Read the data and repeat it in full, exactly.

- _ENTRIES SHOWN_
++++++++++

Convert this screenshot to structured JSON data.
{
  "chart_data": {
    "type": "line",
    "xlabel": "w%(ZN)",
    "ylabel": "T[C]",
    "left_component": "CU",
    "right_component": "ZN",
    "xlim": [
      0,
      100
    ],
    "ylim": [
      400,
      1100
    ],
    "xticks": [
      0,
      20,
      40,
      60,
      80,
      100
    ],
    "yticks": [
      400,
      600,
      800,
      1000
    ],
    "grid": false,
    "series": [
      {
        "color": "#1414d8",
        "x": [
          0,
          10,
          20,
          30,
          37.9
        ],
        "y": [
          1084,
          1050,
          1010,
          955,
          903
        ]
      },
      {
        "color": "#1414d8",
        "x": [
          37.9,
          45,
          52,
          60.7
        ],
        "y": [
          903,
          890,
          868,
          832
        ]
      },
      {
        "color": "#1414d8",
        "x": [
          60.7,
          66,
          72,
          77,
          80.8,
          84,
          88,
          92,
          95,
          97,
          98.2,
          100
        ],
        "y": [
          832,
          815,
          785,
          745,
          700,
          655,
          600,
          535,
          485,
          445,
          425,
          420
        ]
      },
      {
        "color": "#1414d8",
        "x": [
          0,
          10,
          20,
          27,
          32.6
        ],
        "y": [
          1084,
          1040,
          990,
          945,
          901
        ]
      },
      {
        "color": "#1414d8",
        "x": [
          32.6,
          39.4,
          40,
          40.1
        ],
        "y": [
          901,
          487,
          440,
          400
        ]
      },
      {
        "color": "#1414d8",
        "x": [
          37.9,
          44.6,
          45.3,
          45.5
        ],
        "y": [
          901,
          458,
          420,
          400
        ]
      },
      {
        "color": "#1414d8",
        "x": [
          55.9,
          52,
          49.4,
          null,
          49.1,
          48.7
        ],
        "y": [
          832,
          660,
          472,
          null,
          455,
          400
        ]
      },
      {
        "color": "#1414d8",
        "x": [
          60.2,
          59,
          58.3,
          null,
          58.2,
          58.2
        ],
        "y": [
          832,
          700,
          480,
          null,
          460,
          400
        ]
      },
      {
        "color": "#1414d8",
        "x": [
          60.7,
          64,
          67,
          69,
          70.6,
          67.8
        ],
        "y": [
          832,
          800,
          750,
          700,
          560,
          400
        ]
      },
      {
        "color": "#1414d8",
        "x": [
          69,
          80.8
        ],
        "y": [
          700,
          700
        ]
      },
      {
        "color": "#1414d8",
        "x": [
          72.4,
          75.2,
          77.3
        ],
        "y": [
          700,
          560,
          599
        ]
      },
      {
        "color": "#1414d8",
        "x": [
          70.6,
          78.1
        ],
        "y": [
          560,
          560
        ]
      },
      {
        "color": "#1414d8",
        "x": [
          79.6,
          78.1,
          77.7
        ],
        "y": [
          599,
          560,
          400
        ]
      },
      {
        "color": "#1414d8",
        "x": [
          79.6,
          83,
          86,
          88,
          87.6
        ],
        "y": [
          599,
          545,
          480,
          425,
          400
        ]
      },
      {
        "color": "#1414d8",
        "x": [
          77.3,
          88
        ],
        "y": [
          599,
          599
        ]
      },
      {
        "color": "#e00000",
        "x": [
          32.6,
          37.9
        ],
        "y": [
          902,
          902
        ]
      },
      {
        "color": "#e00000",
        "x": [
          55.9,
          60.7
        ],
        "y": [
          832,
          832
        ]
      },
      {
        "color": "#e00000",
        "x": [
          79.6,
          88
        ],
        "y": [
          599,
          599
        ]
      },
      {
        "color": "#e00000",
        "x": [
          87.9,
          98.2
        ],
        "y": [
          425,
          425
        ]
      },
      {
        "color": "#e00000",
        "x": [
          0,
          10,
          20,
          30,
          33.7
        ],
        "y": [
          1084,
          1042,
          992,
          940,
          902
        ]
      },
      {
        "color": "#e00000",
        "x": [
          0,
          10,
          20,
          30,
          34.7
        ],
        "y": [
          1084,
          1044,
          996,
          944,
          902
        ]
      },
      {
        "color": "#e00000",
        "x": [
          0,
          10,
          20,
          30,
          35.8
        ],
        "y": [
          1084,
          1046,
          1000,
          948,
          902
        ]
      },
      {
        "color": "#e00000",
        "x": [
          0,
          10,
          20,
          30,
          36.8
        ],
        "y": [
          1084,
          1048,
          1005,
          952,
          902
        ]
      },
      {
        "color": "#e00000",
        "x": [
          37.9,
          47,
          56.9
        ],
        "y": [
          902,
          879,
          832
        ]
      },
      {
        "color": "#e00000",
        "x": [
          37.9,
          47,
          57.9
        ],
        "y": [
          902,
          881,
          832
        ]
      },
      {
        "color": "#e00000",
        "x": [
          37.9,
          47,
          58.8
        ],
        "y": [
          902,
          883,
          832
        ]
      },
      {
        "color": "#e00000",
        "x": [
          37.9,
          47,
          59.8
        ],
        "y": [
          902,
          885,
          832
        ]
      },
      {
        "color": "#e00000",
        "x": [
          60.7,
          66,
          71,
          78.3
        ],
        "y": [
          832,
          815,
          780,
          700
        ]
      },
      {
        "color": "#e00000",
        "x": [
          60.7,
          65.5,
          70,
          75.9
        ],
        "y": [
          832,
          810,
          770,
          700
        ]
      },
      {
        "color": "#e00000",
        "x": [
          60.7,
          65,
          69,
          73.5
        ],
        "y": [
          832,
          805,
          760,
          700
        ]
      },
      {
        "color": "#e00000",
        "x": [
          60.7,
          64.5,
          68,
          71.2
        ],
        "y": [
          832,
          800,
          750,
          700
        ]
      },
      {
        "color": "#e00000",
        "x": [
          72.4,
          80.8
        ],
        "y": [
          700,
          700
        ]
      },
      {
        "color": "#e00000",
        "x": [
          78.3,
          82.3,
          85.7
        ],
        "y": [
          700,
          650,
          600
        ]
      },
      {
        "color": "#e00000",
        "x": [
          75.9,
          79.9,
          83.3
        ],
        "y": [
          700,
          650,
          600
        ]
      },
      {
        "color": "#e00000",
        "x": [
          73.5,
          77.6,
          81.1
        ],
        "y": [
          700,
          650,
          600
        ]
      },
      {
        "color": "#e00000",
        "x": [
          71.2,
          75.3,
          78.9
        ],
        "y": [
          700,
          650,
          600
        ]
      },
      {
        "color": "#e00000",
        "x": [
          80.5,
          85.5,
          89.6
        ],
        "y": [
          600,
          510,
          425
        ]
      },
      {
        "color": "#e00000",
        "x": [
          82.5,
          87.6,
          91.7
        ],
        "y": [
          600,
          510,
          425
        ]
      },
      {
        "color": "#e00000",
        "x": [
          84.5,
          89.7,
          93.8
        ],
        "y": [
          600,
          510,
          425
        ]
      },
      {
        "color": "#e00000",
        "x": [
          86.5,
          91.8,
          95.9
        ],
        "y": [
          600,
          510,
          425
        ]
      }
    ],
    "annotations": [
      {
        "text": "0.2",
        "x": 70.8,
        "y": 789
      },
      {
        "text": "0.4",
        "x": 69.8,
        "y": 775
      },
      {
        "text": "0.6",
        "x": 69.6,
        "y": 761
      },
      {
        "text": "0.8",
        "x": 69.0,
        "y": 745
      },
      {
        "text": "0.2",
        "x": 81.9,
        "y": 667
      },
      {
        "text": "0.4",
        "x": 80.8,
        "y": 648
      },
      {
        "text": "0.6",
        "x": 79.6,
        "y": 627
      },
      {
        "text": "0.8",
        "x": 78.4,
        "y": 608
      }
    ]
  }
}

++++++++++

- _WRITTEN SOLUTION_
Convert this screenshot to structured JSON data.
{
  "chart_data": {
    "type": "line",
    "xlabel": "w%(ZN)",
    "ylabel": "T[C]",
    "left_component": "CU",
    "right_component": "ZN",
    "xlim": [
      0,
      100
    ],
    "ylim": [
      400,
      1100
    ],
    "xticks": [
      0,
      20,
      40,
      60,
      80,
      100
    ],
    "yticks": [
      400,
      600,
      800,
      1000
    ],
    "grid": false,
    "series": [
      {
        "color": "#1414d8",
        "x": [
          0,
          10,
          20,
          30,
          37.9
        ],
        "y": [
          1084,
          1050,
          1010,
          955,
          903
        ]
      },
      {
        "color": "#1414d8",
        "x": [
          37.9,
          45,
          52,
          60.7
        ],
        "y": [
          903,
          890,
          868,
          832
        ]
      },
      {
        "color": "#1414d8",
        "x": [
          60.7,
          66,
          72,
          77,
          80.8,
          84,
          88,
          92,
          95,
          97,
          98.2,
          100
        ],
        "y": [
          832,
          815,
          785,
          745,
          700,
          655,
          600,
          535,
          485,
          445,
          425,
          420
        ]
      },
      {
        "color": "#1414d8",
        "x": [
          0,
          10,
          20,
          27,
          32.6
        ],
        "y": [
          1084,
          1040,
          990,
          945,
          901
        ]
      },
      {
        "color": "#1414d8",
        "x": [
          32.6,
          39.4,
          40,
          40.1
        ],
        "y": [
          901,
          487,
          440,
          400
        ]
      },
      {
        "color": "#1414d8",
        "x": [
          37.9,
          44.6,
          45.3,
          45.5
        ],
        "y": [
          901,
          458,
          420,
          400
        ]
      },
      {
        "color": "#1414d8",
        "x": [
          55.9,
          52,
          49.4,
          null,
          49.1,
          48.7
        ],
        "y": [
          832,
          660,
          472,
          null,
          455,
          400
        ]
      },
      {
        "color": "#1414d8",
        "x": [
          60.2,
          59,
          58.3,
          null,
          58.2,
          58.2
        ],
        "y": [
          832,
          700,
          480,
          null,
          460,
          400
        ]
      },
      {
        "color": "#1414d8",
        "x": [
          60.7,
          64,
          67,
          69,
          70.6,
          67.8
        ],
        "y": [
          832,
          800,
          750,
          700,
          560,
          400
        ]
      },
      {
        "color": "#1414d8",
        "x": [
          69,
          80.8
        ],
        "y": [
          700,
          700
        ]
      },
      {
        "color": "#1414d8",
        "x": [
          72.4,
          75.2,
          77.3
        ],
        "y": [
          700,
          560,
          599
        ]
      },
      {
        "color": "#1414d8",
        "x": [
          70.6,
          78.1
        ],
        "y": [
          560,
          560
        ]
      },
      {
        "color": "#1414d8",
        "x": [
          79.6,
          78.1,
          77.7
        ],
        "y": [
          599,
          560,
          400
        ]
      },
      {
        "color": "#1414d8",
        "x": [
          79.6,
          83,
          86,
          88,
          87.6
        ],
        "y": [
          599,
          545,
          480,
          425,
          400
        ]
      },
      {
        "color": "#1414d8",
        "x": [
          77.3,
          88
        ],
        "y": [
          599,
          599
        ]
      },
      {
        "color": "#e00000",
        "x": [
          32.6,
          37.9
        ],
        "y": [
          902,
          902
        ]
      },
      {
        "color": "#e00000",
        "x": [
          55.9,
          60.7
        ],
        "y": [
          832,
          832
        ]
      },
      {
        "color": "#e00000",
        "x": [
          79.6,
          88
        ],
        "y": [
          599,
          599
        ]
      },
      {
        "color": "#e00000",
        "x": [
          87.9,
          98.2
        ],
        "y": [
          425,
          425
        ]
      },
      {
        "color": "#e00000",
        "x": [
          0,
          10,
          20,
          30,
          33.7
        ],
        "y": [
          1084,
          1042,
          992,
          940,
          902
        ]
      },
      {
        "color": "#e00000",
        "x": [
          0,
          10,
          20,
          30,
          34.7
        ],
        "y": [
          1084,
          1044,
          996,
          944,
          902
        ]
      },
      {
        "color": "#e00000",
        "x": [
          0,
          10,
          20,
          30,
          35.8
        ],
        "y": [
          1084,
          1046,
          1000,
          948,
          902
        ]
      },
      {
        "color": "#e00000",
        "x": [
          0,
          10,
          20,
          30,
          36.8
        ],
        "y": [
          1084,
          1048,
          1005,
          952,
          902
        ]
      },
      {
        "color": "#e00000",
        "x": [
          37.9,
          47,
          56.9
        ],
        "y": [
          902,
          879,
          832
        ]
      },
      {
        "color": "#e00000",
        "x": [
          37.9,
          47,
          57.9
        ],
        "y": [
          902,
          881,
          832
        ]
      },
      {
        "color": "#e00000",
        "x": [
          37.9,
          47,
          58.8
        ],
        "y": [
          902,
          883,
          832
        ]
      },
      {
        "color": "#e00000",
        "x": [
          37.9,
          47,
          59.8
        ],
        "y": [
          902,
          885,
          832
        ]
      },
      {
        "color": "#e00000",
        "x": [
          60.7,
          66,
          71,
          78.3
        ],
        "y": [
          832,
          815,
          780,
          700
        ]
      },
      {
        "color": "#e00000",
        "x": [
          60.7,
          65.5,
          70,
          75.9
        ],
        "y": [
          832,
          810,
          770,
          700
        ]
      },
      {
        "color": "#e00000",
        "x": [
          60.7,
          65,
          69,
          73.5
        ],
        "y": [
          832,
          805,
          760,
          700
        ]
      },
      {
        "color": "#e00000",
        "x": [
          60.7,
          64.5,
          68,
          71.2
        ],
        "y": [
          832,
          800,
          750,
          700
        ]
      },
      {
        "color": "#e00000",
        "x": [
          72.4,
          80.8
        ],
        "y": [
          700,
          700
        ]
      },
      {
        "color": "#e00000",
        "x": [
          78.3,
          82.3,
          85.7
        ],
        "y": [
          700,
          650,
          600
        ]
      },
      {
        "color": "#e00000",
        "x": [
          75.9,
          79.9,
          83.3
        ],
        "y": [
          700,
          650,
          600
        ]
      },
      {
        "color": "#e00000",
        "x": [
          73.5,
          77.6,
          81.1
        ],
        "y": [
          700,
          650,
          600
        ]
      },
      {
        "color": "#e00000",
        "x": [
          71.2,
          75.3,
          78.9
        ],
        "y": [
          700,
          650,
          600
        ]
      },
      {
        "color": "#e00000",
        "x": [
          80.5,
          85.5,
          89.6
        ],
        "y": [
          600,
          510,
          425
        ]
      },
      {
        "color": "#e00000",
        "x": [
          82.5,
          87.6,
          91.7
        ],
        "y": [
          600,
          510,
          425
        ]
      },
      {
        "color": "#e00000",
        "x": [
          84.5,
          89.7,
          93.8
        ],
        "y": [
          600,
          510,
          425
        ]
      },
      {
        "color": "#e00000",
        "x": [
          86.5,
          91.8,
          95.9
        ],
        "y": [
          600,
          510,
          425
        ]
      }
    ],
    "annotations": [
      {
        "text": "0.2",
        "x": 70.8,
        "y": 789
      },
      {
        "text": "0.4",
        "x": 69.8,
        "y": 775
      },
      {
        "text": "0.6",
        "x": 69.6,
        "y": 761
      },
      {
        "text": "0.8",
        "x": 69.0,
        "y": 745
      },
      {
        "text": "0.2",
        "x": 81.9,
        "y": 667
      },
      {
        "text": "0.4",
        "x": 80.8,
        "y": 648
      },
      {
        "text": "0.6",
        "x": 79.6,
        "y": 627
      },
      {
        "text": "0.8",
        "x": 78.4,
        "y": 608
      }
    ]
  }
}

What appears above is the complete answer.